## Problems to solve:
1. In the forum thread about Viscount bicycles, where did the fatigue crack appear on PW's frame?
2. How would you translate this sentence from the forum thread about Viscount bicycles into Spanish: "I rebuilt the entire machine in Campag within 6 months."
3. In the forum thread about Viscount bicycles, which groups of people does busaste ask to come forward?

## Extract provided:
[Begin]
Postby PW » 15 Feb 2009, 9:52pm

I had the cromo framed Aerospace Deore 18AX fast tourer. The frame was brilliant, out handled full race machines. Unfortunately the early Deore groupset was total rubbish. I rebuilt the entire machine in Campag within 6 months. The frame died a couple of years ago, fatigue crack across the downtube gearlever braze-ons.
If at first you don't succeed - cheat!!

busaste
Posts: 364
Joined: 1 Mar 2008, 10:18pm

Re: Viscount bicycles!!

Postby busaste » 28 Feb 2009, 5:02pm

Bumping

busaste
Posts: 364
Joined: 1 Mar 2008, 10:18pm

Re: Viscount bicycles!!

Postby busaste » 8 Mar 2009, 6:58pm

Another bump.
Former Viscount owners, company employees, brochure owners, fans, etc please come forwards!
Ta.

yuppie
Posts: 1
Joined: 9 Mar 2009, 11:30am

Re: Viscount bicycles!!
[End]
## Data extract:
[Begin]
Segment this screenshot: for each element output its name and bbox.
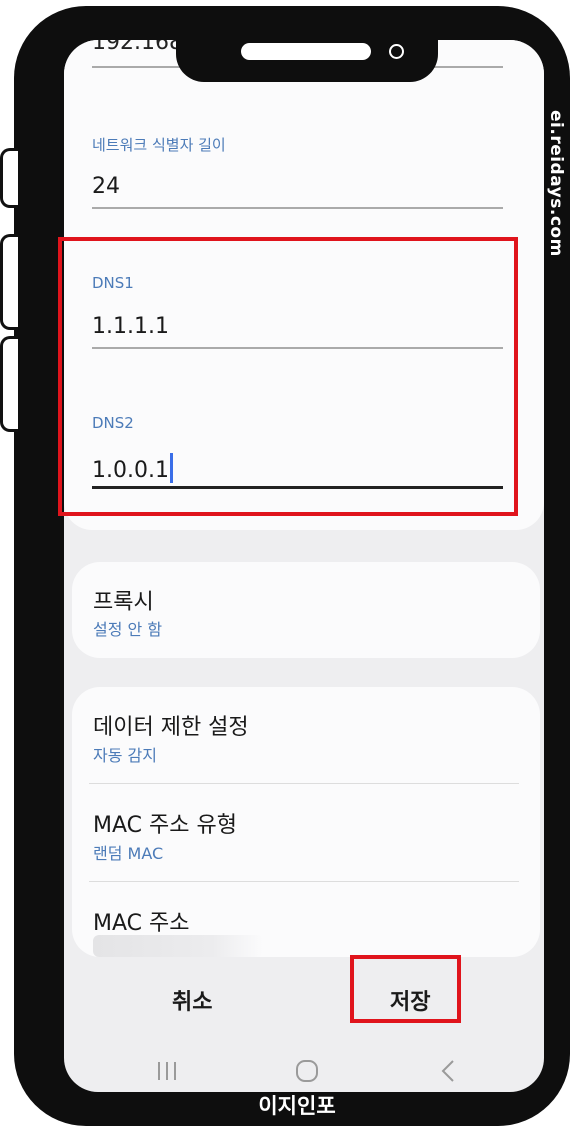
[End]
## Solved problems:
1. Across the downtube gearlever braze-ons.

2. Reconstruí toda la máquina con Campag en un plazo de 6 meses.

3. Former Viscount owners, company employees, brochure owners, and fans.